[START OF Material shown]

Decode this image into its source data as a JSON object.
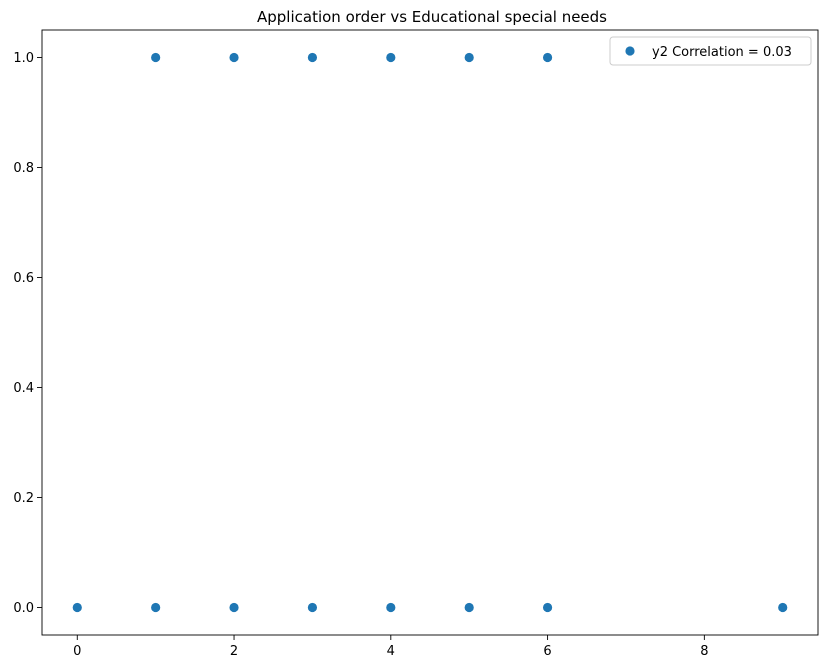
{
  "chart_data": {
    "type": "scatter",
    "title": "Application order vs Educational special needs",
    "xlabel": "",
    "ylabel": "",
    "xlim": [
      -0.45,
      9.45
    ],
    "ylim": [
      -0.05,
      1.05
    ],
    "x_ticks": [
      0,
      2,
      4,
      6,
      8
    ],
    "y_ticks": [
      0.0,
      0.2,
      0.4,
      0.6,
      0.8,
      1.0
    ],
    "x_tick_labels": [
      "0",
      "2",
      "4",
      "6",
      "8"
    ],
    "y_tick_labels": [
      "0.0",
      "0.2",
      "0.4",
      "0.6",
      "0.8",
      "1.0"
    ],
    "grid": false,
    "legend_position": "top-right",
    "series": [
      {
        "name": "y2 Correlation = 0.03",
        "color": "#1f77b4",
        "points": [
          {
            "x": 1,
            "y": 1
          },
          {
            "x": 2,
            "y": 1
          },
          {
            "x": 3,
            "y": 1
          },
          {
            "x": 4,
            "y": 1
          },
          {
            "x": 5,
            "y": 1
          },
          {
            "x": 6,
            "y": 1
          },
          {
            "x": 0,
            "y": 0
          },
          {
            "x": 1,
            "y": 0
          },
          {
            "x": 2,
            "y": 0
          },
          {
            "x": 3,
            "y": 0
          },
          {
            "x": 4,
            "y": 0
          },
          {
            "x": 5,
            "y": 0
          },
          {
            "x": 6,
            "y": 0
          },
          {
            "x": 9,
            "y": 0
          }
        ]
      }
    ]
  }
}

[END OF Material shown]

→ Exercise directions
Repeat the records above exactly, omitting every picture.

→ Solution to the problem
Decode this image into its source data as a JSON object.
{
  "chart_data": {
    "type": "scatter",
    "title": "Application order vs Educational special needs",
    "xlabel": "",
    "ylabel": "",
    "xlim": [
      -0.45,
      9.45
    ],
    "ylim": [
      -0.05,
      1.05
    ],
    "x_ticks": [
      0,
      2,
      4,
      6,
      8
    ],
    "y_ticks": [
      0.0,
      0.2,
      0.4,
      0.6,
      0.8,
      1.0
    ],
    "x_tick_labels": [
      "0",
      "2",
      "4",
      "6",
      "8"
    ],
    "y_tick_labels": [
      "0.0",
      "0.2",
      "0.4",
      "0.6",
      "0.8",
      "1.0"
    ],
    "grid": false,
    "legend_position": "top-right",
    "series": [
      {
        "name": "y2 Correlation = 0.03",
        "color": "#1f77b4",
        "points": [
          {
            "x": 1,
            "y": 1
          },
          {
            "x": 2,
            "y": 1
          },
          {
            "x": 3,
            "y": 1
          },
          {
            "x": 4,
            "y": 1
          },
          {
            "x": 5,
            "y": 1
          },
          {
            "x": 6,
            "y": 1
          },
          {
            "x": 0,
            "y": 0
          },
          {
            "x": 1,
            "y": 0
          },
          {
            "x": 2,
            "y": 0
          },
          {
            "x": 3,
            "y": 0
          },
          {
            "x": 4,
            "y": 0
          },
          {
            "x": 5,
            "y": 0
          },
          {
            "x": 6,
            "y": 0
          },
          {
            "x": 9,
            "y": 0
          }
        ]
      }
    ]
  }
}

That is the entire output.